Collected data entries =
◆ ◆ ◆

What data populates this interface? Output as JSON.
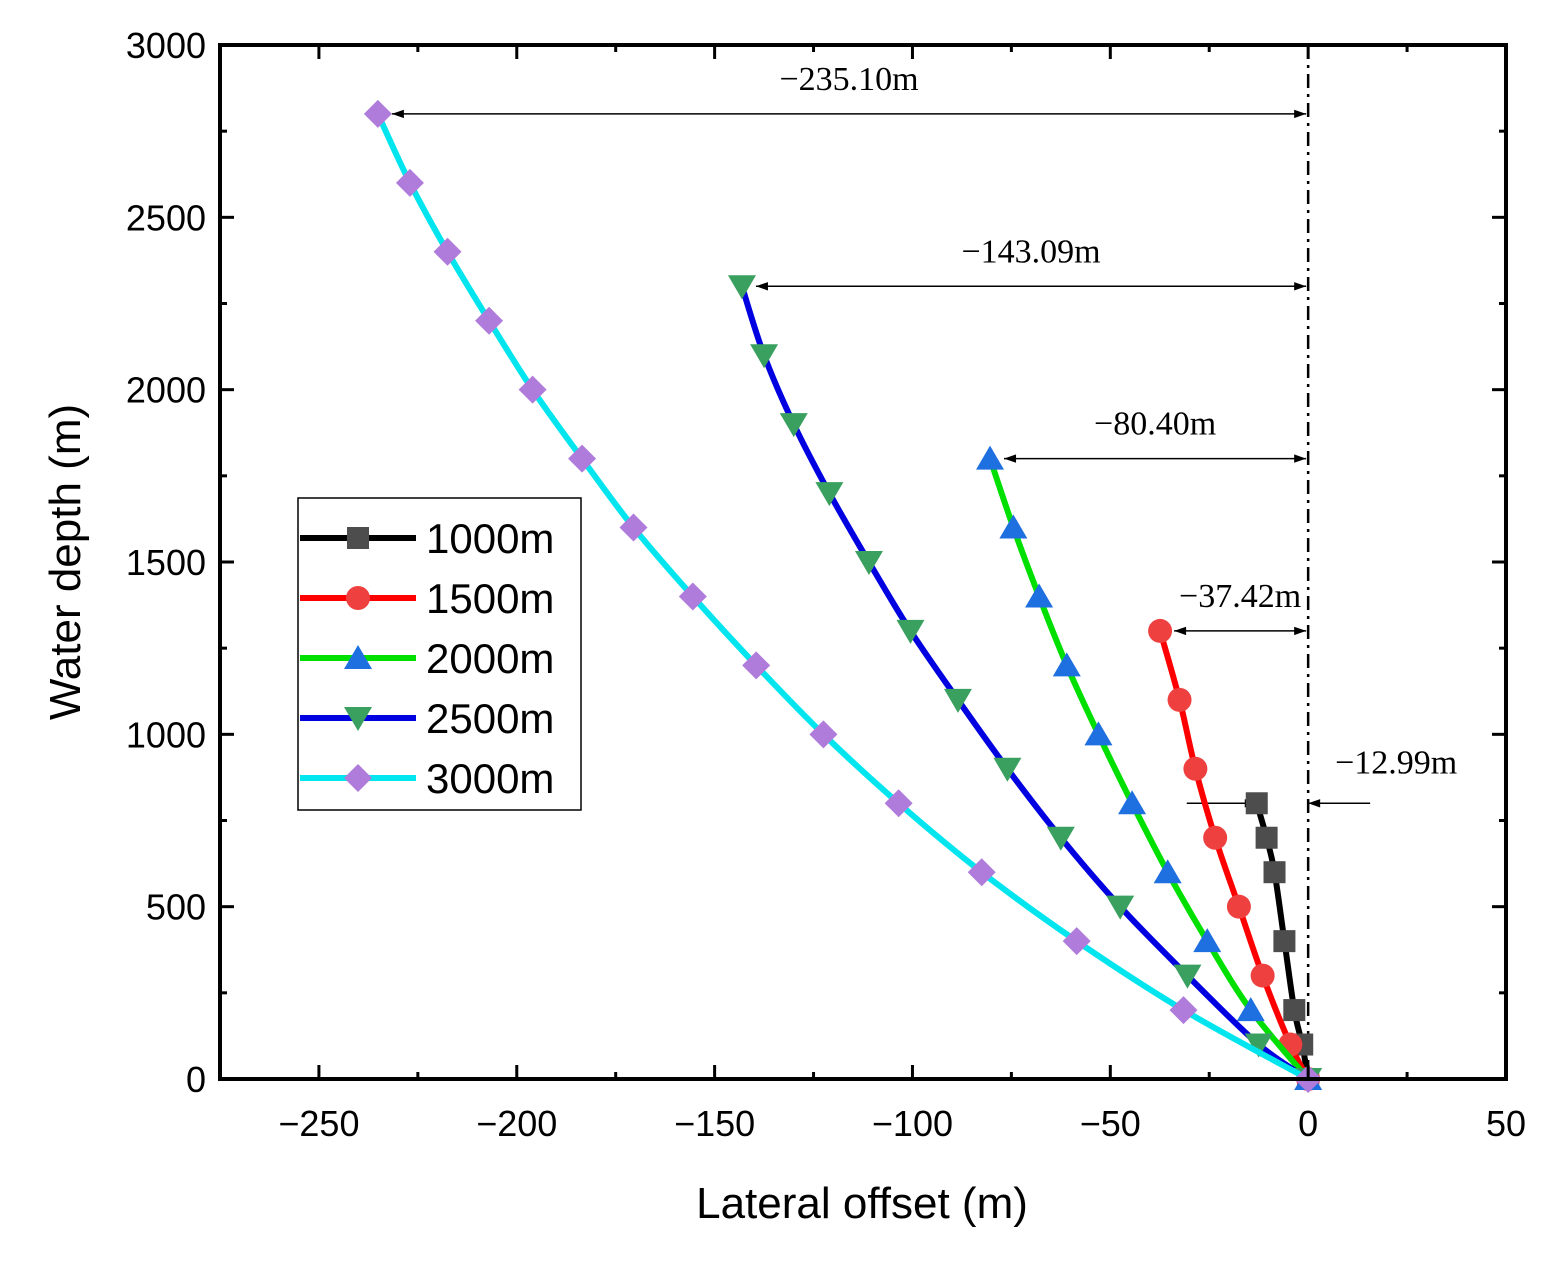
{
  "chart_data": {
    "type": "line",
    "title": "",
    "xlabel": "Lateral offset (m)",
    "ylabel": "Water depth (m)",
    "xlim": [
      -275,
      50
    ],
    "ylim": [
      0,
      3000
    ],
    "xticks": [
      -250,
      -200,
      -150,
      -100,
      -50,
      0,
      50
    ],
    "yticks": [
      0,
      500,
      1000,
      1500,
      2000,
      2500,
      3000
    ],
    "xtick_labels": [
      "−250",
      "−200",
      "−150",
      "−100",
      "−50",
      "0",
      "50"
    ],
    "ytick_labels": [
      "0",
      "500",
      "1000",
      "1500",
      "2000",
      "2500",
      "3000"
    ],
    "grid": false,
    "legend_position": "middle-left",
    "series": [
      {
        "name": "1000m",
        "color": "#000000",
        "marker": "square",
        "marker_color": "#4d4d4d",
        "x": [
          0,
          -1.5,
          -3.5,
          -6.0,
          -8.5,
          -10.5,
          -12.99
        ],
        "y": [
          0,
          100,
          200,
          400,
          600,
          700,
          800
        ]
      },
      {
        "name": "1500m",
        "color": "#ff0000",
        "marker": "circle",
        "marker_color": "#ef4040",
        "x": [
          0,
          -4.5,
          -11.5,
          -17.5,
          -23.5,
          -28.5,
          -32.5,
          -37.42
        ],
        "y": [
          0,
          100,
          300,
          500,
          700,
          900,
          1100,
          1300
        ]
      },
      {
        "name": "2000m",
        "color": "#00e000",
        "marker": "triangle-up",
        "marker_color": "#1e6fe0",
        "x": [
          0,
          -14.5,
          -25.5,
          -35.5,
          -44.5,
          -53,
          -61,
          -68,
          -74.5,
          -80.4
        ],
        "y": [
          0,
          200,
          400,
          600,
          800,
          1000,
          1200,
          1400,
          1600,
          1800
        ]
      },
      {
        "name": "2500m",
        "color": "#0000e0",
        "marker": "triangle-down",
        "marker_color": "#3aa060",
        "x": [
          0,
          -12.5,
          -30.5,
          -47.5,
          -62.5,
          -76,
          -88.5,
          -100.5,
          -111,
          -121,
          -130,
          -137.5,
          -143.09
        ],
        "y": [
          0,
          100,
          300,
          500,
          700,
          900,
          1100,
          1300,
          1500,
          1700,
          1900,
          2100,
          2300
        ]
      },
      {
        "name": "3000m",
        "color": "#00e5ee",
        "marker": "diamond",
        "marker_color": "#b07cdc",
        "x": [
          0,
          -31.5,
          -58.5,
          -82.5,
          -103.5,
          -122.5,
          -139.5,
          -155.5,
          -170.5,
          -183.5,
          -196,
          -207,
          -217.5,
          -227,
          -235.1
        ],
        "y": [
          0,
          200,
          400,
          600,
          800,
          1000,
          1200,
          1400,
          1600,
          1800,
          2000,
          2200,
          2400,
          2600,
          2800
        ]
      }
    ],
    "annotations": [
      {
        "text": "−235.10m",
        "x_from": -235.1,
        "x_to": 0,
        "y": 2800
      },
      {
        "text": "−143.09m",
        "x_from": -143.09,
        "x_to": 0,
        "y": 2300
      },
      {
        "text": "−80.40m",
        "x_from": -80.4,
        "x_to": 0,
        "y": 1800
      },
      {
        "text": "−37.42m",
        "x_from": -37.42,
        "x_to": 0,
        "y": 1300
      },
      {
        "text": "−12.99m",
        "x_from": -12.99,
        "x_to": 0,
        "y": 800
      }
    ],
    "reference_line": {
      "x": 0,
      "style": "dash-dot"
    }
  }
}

◆ ◆ ◆

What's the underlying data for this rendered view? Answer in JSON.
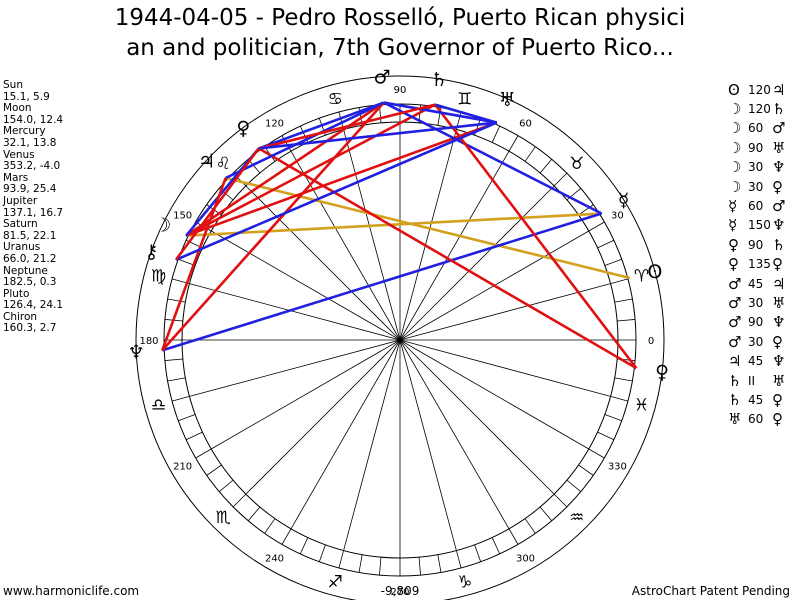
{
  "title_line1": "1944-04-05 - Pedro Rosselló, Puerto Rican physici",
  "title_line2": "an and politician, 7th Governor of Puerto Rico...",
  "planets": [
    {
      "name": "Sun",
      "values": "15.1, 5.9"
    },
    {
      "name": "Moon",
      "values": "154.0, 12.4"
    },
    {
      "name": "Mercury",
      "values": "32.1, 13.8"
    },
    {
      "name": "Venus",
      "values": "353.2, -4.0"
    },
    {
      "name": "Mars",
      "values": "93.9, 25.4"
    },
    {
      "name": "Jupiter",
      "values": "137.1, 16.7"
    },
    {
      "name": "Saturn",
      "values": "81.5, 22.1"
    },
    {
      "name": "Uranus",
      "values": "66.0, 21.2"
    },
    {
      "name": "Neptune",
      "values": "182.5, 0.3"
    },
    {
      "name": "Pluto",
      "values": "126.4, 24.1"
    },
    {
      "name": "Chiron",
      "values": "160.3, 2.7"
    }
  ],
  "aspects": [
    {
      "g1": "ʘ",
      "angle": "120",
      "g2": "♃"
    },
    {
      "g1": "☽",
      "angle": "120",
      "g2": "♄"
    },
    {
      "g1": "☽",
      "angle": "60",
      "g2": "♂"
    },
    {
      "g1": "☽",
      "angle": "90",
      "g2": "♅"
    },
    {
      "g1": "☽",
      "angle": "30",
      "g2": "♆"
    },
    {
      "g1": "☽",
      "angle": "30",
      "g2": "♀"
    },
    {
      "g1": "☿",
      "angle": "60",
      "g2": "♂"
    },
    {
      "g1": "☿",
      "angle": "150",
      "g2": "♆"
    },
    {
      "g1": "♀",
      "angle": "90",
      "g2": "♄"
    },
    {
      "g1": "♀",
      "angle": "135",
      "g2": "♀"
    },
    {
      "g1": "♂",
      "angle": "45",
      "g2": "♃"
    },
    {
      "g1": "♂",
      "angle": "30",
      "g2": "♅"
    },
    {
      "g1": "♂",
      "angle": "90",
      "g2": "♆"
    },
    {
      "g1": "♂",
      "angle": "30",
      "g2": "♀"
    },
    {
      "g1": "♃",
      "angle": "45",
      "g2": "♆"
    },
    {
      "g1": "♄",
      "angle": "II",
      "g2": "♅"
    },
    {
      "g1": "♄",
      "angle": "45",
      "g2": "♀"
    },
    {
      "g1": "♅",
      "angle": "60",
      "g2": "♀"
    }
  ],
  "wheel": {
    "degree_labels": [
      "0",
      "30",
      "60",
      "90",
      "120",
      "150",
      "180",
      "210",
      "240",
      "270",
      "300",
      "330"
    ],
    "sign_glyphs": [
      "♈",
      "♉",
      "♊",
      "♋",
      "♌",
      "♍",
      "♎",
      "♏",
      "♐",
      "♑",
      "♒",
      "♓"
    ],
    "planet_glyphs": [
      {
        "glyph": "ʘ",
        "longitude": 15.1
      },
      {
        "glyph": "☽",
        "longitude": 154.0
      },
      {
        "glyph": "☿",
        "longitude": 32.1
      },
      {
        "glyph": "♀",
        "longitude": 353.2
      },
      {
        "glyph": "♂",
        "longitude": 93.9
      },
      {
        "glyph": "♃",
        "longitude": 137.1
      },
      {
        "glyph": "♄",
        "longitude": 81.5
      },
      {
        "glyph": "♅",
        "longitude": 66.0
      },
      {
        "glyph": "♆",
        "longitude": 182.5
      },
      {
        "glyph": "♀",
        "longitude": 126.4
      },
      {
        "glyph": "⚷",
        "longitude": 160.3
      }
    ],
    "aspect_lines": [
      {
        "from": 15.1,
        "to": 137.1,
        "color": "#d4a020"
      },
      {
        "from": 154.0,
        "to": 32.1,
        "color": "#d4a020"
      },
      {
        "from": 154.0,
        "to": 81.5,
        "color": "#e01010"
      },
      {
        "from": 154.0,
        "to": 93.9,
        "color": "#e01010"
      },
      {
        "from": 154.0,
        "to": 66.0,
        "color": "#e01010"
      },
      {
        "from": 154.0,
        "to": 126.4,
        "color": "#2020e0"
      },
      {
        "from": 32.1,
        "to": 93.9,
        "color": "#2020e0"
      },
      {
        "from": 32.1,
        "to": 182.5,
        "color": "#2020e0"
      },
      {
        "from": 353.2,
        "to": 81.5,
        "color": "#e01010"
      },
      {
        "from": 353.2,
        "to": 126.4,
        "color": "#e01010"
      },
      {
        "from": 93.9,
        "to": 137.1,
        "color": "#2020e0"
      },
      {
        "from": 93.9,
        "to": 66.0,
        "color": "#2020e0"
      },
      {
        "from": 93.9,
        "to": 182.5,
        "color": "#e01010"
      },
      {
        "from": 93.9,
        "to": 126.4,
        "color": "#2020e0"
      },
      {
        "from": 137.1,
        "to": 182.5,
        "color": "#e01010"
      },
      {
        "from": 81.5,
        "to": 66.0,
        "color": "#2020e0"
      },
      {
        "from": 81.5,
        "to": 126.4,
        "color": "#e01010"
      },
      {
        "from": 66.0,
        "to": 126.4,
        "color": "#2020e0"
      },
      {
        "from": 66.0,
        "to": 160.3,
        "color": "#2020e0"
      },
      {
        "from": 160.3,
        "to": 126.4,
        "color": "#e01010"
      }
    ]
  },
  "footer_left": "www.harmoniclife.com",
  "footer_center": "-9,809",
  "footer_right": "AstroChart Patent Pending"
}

◆ ◆ ◆

What is needed = Copy all lines from the material that hold "triangle".

Task answer =
        "marker": "triangle-up",
        "marker": "triangle-down",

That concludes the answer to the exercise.